§ **WORK TO DO**: Skip any picture you find and retype all the remaining lines exactly.
• • • • • • •
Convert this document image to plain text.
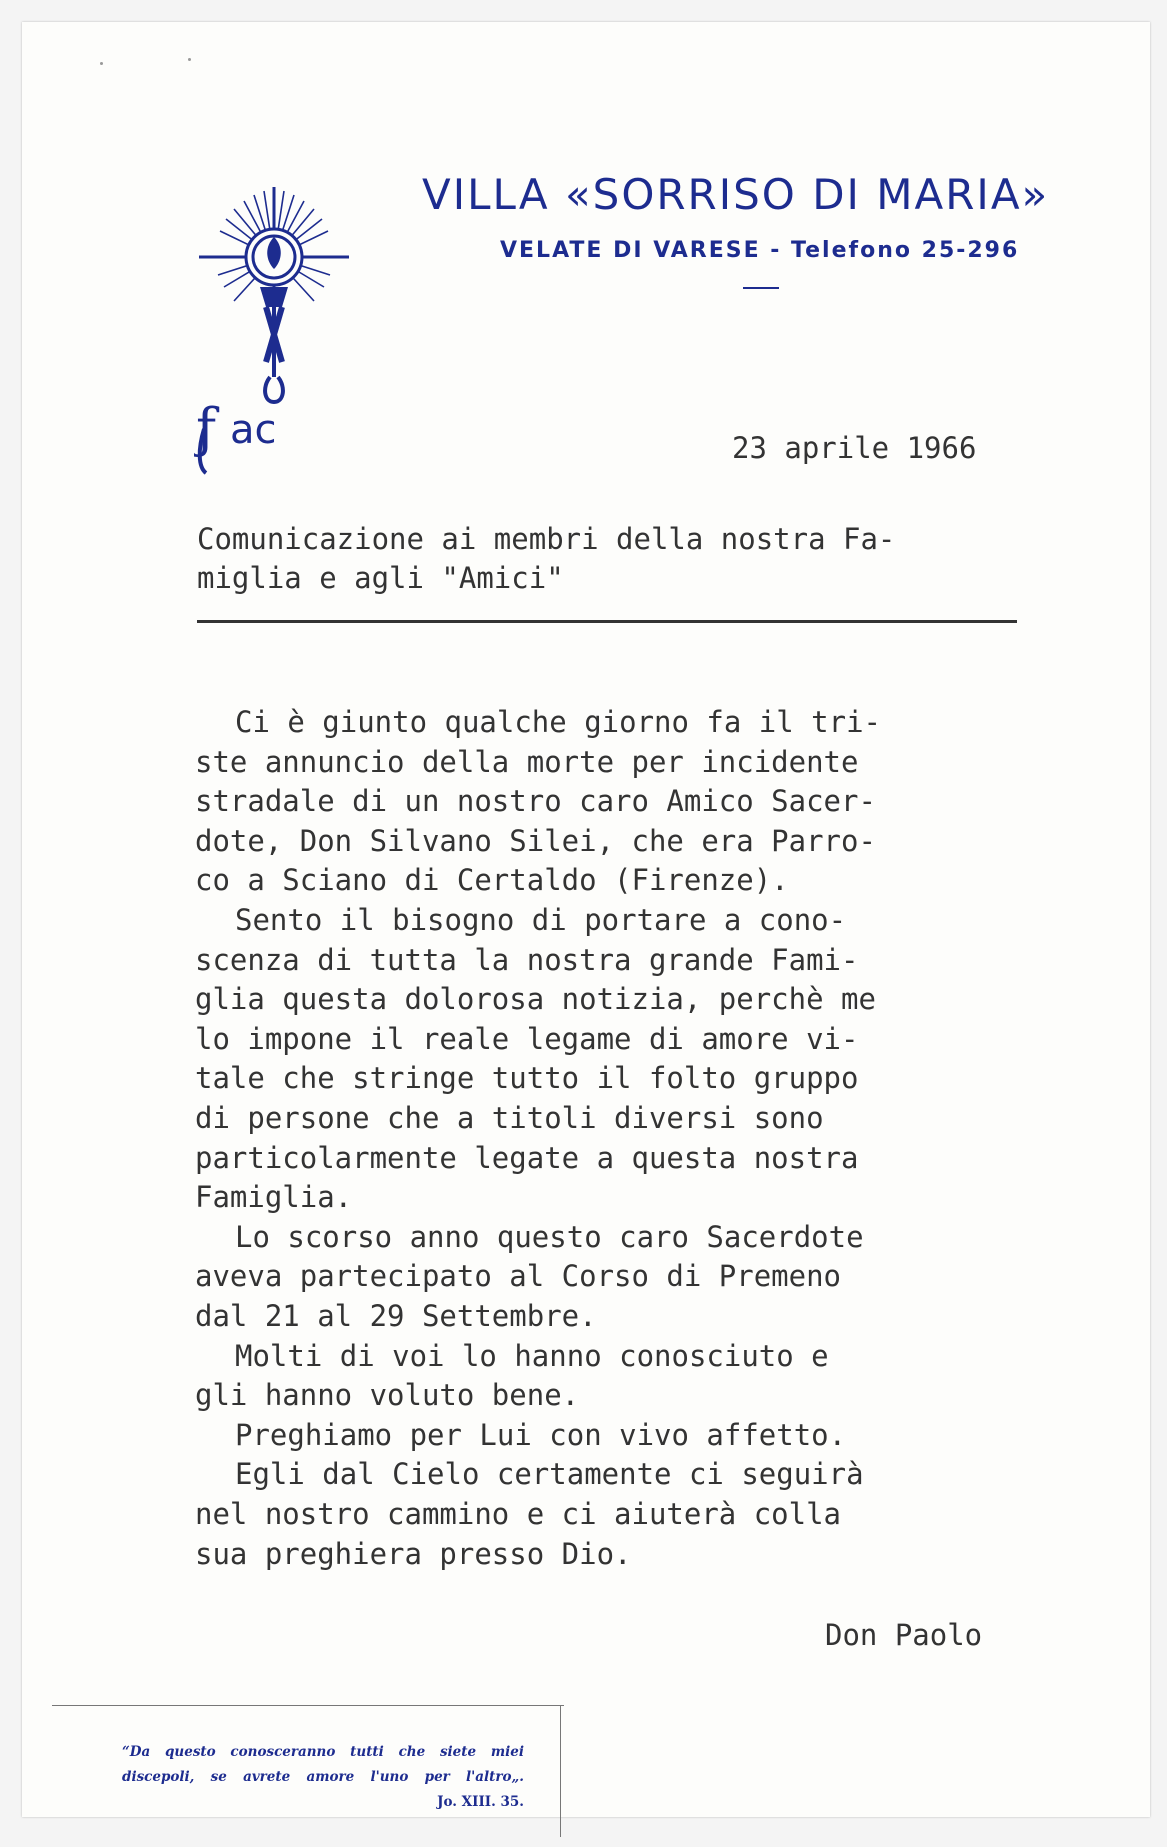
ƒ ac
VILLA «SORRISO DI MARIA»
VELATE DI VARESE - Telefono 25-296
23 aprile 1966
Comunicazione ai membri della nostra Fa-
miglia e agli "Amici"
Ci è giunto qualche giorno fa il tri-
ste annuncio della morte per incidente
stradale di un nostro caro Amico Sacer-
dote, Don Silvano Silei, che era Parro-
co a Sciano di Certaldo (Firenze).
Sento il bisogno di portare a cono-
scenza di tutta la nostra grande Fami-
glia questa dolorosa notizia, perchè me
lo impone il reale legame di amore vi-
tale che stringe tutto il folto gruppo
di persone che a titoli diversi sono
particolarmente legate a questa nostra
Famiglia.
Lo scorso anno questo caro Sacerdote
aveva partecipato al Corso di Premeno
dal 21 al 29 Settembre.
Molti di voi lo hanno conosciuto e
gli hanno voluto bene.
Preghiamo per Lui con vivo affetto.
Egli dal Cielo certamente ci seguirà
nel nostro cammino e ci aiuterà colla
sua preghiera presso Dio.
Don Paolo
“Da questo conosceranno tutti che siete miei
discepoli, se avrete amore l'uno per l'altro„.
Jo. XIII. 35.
• • • • • • •
§ **FINAL RESULT**:
Convert this document image to plain text.
ƒ ac
VILLA «SORRISO DI MARIA»
VELATE DI VARESE - Telefono 25-296
23 aprile 1966
Comunicazione ai membri della nostra Fa-
miglia e agli "Amici"
Ci è giunto qualche giorno fa il tri-
ste annuncio della morte per incidente
stradale di un nostro caro Amico Sacer-
dote, Don Silvano Silei, che era Parro-
co a Sciano di Certaldo (Firenze).
Sento il bisogno di portare a cono-
scenza di tutta la nostra grande Fami-
glia questa dolorosa notizia, perchè me
lo impone il reale legame di amore vi-
tale che stringe tutto il folto gruppo
di persone che a titoli diversi sono
particolarmente legate a questa nostra
Famiglia.
Lo scorso anno questo caro Sacerdote
aveva partecipato al Corso di Premeno
dal 21 al 29 Settembre.
Molti di voi lo hanno conosciuto e
gli hanno voluto bene.
Preghiamo per Lui con vivo affetto.
Egli dal Cielo certamente ci seguirà
nel nostro cammino e ci aiuterà colla
sua preghiera presso Dio.
Don Paolo
“Da questo conosceranno tutti che siete miei
discepoli, se avrete amore l'uno per l'altro„.
Jo. XIII. 35.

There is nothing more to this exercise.